##### The records
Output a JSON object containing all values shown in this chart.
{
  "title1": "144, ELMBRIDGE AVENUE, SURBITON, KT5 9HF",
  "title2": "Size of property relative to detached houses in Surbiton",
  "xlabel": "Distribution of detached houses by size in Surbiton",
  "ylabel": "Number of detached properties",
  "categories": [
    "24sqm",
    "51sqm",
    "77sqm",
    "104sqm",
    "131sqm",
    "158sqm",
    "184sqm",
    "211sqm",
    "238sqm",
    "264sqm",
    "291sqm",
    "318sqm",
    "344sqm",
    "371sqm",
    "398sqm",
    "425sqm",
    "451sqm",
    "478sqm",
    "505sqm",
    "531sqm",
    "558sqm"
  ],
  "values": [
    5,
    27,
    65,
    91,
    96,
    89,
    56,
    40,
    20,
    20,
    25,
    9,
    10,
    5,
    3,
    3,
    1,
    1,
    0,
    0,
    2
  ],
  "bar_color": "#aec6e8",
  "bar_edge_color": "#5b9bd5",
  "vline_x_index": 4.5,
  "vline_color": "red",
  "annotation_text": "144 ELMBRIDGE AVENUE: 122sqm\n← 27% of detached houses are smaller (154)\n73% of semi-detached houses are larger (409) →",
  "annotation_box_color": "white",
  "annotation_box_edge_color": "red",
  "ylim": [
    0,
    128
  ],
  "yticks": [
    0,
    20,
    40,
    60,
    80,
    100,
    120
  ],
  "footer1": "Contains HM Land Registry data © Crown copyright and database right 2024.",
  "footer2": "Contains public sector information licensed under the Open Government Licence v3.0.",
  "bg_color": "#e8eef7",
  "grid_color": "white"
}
##########
**Task objective**
Each record above should be output again exactly.

**Answer to this problem**
Output a JSON object containing all values shown in this chart.
{
  "title1": "144, ELMBRIDGE AVENUE, SURBITON, KT5 9HF",
  "title2": "Size of property relative to detached houses in Surbiton",
  "xlabel": "Distribution of detached houses by size in Surbiton",
  "ylabel": "Number of detached properties",
  "categories": [
    "24sqm",
    "51sqm",
    "77sqm",
    "104sqm",
    "131sqm",
    "158sqm",
    "184sqm",
    "211sqm",
    "238sqm",
    "264sqm",
    "291sqm",
    "318sqm",
    "344sqm",
    "371sqm",
    "398sqm",
    "425sqm",
    "451sqm",
    "478sqm",
    "505sqm",
    "531sqm",
    "558sqm"
  ],
  "values": [
    5,
    27,
    65,
    91,
    96,
    89,
    56,
    40,
    20,
    20,
    25,
    9,
    10,
    5,
    3,
    3,
    1,
    1,
    0,
    0,
    2
  ],
  "bar_color": "#aec6e8",
  "bar_edge_color": "#5b9bd5",
  "vline_x_index": 4.5,
  "vline_color": "red",
  "annotation_text": "144 ELMBRIDGE AVENUE: 122sqm\n← 27% of detached houses are smaller (154)\n73% of semi-detached houses are larger (409) →",
  "annotation_box_color": "white",
  "annotation_box_edge_color": "red",
  "ylim": [
    0,
    128
  ],
  "yticks": [
    0,
    20,
    40,
    60,
    80,
    100,
    120
  ],
  "footer1": "Contains HM Land Registry data © Crown copyright and database right 2024.",
  "footer2": "Contains public sector information licensed under the Open Government Licence v3.0.",
  "bg_color": "#e8eef7",
  "grid_color": "white"
}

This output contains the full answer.